Entries:
* * * * *
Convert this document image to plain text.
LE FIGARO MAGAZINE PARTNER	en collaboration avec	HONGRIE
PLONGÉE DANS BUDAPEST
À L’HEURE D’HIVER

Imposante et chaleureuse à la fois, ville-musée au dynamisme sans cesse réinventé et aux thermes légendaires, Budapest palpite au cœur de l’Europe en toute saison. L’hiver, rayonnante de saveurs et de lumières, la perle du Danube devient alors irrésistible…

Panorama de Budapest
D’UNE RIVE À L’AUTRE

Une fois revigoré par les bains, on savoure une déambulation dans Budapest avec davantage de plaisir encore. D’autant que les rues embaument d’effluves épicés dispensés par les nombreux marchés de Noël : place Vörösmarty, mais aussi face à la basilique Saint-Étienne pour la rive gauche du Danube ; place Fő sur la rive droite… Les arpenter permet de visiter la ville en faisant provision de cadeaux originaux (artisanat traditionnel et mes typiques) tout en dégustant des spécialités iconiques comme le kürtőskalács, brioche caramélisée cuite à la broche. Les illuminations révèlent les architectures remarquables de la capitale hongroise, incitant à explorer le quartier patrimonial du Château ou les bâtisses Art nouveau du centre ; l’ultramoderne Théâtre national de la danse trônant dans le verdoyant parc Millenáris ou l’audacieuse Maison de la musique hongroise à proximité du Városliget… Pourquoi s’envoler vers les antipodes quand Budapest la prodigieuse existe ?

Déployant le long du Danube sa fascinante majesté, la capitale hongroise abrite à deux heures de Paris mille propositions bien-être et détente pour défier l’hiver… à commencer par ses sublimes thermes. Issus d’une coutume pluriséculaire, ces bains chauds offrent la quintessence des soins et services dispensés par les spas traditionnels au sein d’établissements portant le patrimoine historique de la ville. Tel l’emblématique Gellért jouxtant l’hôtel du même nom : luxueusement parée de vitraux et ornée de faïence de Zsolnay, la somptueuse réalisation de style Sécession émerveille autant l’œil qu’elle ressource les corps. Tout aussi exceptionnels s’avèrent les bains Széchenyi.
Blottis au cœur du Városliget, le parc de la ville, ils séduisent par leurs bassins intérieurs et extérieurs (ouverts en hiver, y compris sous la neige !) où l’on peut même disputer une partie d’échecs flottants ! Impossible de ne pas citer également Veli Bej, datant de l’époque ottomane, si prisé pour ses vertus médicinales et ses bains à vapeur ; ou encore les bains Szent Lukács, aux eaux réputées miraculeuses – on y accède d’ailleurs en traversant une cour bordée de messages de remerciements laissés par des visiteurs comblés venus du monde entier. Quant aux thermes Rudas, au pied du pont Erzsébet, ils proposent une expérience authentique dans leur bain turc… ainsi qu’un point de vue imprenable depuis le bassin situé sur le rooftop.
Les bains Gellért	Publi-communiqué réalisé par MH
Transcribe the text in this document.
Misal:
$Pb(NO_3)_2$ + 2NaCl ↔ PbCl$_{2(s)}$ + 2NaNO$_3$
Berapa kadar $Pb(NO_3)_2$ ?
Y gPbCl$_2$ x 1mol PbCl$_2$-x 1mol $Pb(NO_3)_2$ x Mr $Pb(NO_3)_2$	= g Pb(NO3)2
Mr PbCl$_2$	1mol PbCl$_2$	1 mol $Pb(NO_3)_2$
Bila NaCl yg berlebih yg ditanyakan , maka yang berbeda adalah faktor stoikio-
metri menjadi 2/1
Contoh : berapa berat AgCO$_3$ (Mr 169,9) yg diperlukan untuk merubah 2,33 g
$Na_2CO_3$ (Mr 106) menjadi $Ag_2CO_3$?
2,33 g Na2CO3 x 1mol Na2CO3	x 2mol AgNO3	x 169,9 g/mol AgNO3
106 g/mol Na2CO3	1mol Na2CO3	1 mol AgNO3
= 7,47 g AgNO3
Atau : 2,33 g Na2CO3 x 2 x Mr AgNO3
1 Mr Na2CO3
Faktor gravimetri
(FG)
* * * * *
Directive:
Give back exactly the lines that run from the line with "Transcribe the text in this document." through the close of the material, counting both ends, and nothing more.

Result:
Transcribe the text in this document.
Misal:
$Pb(NO_3)_2$ + 2NaCl ↔ PbCl$_{2(s)}$ + 2NaNO$_3$
Berapa kadar $Pb(NO_3)_2$ ?
Y gPbCl$_2$ x 1mol PbCl$_2$-x 1mol $Pb(NO_3)_2$ x Mr $Pb(NO_3)_2$	= g Pb(NO3)2
Mr PbCl$_2$	1mol PbCl$_2$	1 mol $Pb(NO_3)_2$
Bila NaCl yg berlebih yg ditanyakan , maka yang berbeda adalah faktor stoikio-
metri menjadi 2/1
Contoh : berapa berat AgCO$_3$ (Mr 169,9) yg diperlukan untuk merubah 2,33 g
$Na_2CO_3$ (Mr 106) menjadi $Ag_2CO_3$?
2,33 g Na2CO3 x 1mol Na2CO3	x 2mol AgNO3	x 169,9 g/mol AgNO3
106 g/mol Na2CO3	1mol Na2CO3	1 mol AgNO3
= 7,47 g AgNO3
Atau : 2,33 g Na2CO3 x 2 x Mr AgNO3
1 Mr Na2CO3
Faktor gravimetri
(FG)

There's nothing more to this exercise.